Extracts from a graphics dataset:
-- -- --
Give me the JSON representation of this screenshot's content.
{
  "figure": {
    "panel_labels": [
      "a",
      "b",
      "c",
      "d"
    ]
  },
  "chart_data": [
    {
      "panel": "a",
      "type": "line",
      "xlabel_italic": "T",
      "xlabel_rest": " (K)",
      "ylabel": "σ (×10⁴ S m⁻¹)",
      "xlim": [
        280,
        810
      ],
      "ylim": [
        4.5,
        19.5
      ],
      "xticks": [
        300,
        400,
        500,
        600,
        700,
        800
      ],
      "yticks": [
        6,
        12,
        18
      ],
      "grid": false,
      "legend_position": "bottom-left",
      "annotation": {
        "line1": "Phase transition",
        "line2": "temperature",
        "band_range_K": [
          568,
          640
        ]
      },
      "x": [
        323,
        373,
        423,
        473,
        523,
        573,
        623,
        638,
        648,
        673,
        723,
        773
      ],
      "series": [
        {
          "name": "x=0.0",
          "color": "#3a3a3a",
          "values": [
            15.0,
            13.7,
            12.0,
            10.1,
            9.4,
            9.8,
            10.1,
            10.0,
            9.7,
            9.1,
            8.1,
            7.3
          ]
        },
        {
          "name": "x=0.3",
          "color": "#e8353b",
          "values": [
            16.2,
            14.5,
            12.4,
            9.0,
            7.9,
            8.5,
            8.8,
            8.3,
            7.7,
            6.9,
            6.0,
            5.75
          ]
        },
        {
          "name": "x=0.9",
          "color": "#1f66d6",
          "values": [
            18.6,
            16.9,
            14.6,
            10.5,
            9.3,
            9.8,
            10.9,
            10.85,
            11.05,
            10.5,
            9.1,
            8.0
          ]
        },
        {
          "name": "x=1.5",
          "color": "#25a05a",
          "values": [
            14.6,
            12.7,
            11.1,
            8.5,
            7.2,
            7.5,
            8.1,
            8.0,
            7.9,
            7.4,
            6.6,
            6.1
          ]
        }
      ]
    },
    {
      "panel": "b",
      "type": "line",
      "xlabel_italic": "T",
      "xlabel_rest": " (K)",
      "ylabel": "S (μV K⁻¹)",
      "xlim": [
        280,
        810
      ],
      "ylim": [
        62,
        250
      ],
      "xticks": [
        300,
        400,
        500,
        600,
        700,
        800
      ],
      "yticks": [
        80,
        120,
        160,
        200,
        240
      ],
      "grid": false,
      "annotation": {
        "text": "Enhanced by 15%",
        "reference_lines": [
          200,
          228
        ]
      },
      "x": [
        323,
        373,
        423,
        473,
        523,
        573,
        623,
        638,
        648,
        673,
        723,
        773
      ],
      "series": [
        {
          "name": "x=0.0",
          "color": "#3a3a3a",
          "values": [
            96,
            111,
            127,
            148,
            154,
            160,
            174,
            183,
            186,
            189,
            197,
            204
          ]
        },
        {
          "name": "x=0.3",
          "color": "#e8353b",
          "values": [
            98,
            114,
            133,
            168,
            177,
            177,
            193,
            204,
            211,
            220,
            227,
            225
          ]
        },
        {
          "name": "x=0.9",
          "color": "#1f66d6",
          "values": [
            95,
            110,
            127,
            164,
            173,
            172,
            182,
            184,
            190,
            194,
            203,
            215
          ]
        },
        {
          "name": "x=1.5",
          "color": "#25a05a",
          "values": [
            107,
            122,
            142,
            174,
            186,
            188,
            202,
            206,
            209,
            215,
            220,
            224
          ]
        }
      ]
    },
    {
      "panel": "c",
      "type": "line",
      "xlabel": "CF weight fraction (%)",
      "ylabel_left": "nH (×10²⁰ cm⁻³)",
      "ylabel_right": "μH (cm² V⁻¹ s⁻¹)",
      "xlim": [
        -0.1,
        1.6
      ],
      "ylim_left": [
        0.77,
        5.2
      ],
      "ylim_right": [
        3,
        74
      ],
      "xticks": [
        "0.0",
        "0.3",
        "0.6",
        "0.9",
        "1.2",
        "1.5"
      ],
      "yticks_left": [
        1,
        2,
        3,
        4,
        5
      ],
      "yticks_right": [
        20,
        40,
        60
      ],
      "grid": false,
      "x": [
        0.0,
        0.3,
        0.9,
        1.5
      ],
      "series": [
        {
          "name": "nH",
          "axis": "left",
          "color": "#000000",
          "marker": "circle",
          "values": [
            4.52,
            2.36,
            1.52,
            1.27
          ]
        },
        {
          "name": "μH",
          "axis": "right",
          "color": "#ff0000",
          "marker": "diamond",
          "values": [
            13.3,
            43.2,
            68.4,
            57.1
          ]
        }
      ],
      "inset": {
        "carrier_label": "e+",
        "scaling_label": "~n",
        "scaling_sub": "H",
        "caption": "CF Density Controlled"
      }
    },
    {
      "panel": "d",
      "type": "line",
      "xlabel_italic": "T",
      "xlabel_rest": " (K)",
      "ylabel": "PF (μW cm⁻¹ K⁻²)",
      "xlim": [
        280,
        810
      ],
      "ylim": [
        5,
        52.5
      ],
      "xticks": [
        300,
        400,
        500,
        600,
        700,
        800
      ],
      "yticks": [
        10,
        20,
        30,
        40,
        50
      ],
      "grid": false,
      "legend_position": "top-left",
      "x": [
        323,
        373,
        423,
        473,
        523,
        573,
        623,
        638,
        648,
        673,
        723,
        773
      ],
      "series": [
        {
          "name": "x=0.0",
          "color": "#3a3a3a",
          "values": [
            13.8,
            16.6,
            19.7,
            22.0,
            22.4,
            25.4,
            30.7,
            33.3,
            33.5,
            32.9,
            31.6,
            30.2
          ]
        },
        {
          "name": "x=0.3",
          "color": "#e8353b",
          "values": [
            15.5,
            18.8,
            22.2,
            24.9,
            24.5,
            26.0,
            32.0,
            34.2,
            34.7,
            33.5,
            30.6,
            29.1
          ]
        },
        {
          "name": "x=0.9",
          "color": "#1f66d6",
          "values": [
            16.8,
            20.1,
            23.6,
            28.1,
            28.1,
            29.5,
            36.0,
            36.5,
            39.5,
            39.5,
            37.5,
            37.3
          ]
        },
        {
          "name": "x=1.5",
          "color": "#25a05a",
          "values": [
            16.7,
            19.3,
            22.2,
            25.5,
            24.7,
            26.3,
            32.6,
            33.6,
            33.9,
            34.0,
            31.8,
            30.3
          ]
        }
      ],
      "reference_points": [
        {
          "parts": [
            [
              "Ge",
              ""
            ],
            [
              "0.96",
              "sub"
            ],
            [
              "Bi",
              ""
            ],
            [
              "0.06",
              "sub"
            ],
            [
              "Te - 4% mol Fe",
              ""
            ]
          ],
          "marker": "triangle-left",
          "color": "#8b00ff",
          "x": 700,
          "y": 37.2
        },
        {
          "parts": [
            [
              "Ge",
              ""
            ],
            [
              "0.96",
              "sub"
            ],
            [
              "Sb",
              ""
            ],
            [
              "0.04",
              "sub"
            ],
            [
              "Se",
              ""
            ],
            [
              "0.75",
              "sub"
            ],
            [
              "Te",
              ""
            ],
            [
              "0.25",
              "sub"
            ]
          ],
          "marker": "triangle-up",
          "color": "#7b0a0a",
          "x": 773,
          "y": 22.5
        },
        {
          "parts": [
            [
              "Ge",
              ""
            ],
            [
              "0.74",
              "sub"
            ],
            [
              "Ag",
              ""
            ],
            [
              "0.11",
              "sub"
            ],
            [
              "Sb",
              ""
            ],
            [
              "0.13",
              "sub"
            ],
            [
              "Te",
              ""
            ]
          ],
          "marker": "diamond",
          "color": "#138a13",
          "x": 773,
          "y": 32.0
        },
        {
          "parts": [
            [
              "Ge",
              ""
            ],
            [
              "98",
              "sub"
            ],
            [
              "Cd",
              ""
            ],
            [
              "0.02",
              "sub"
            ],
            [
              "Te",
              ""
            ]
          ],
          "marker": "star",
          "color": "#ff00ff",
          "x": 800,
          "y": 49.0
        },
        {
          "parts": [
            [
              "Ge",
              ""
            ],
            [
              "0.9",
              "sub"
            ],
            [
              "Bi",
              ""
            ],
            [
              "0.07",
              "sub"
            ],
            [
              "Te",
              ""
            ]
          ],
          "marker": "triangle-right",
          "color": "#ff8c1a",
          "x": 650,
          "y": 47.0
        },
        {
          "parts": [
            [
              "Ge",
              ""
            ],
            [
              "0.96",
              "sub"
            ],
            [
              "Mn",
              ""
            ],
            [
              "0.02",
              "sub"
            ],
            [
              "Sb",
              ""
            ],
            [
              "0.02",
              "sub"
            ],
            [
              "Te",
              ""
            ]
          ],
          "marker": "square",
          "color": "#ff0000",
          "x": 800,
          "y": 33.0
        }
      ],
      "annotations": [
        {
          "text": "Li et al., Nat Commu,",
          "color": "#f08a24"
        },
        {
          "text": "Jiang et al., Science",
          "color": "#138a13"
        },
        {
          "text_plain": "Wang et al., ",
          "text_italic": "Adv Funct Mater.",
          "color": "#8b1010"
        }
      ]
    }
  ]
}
-- -- --
Stated goal:
Find every line in the records above that contains the word "marker", and copy each one.

Task response:
          "marker": "circle",
          "marker": "diamond",
          "marker": "triangle-left",
          "marker": "triangle-up",
          "marker": "diamond",
          "marker": "star",
          "marker": "triangle-right",
          "marker": "square",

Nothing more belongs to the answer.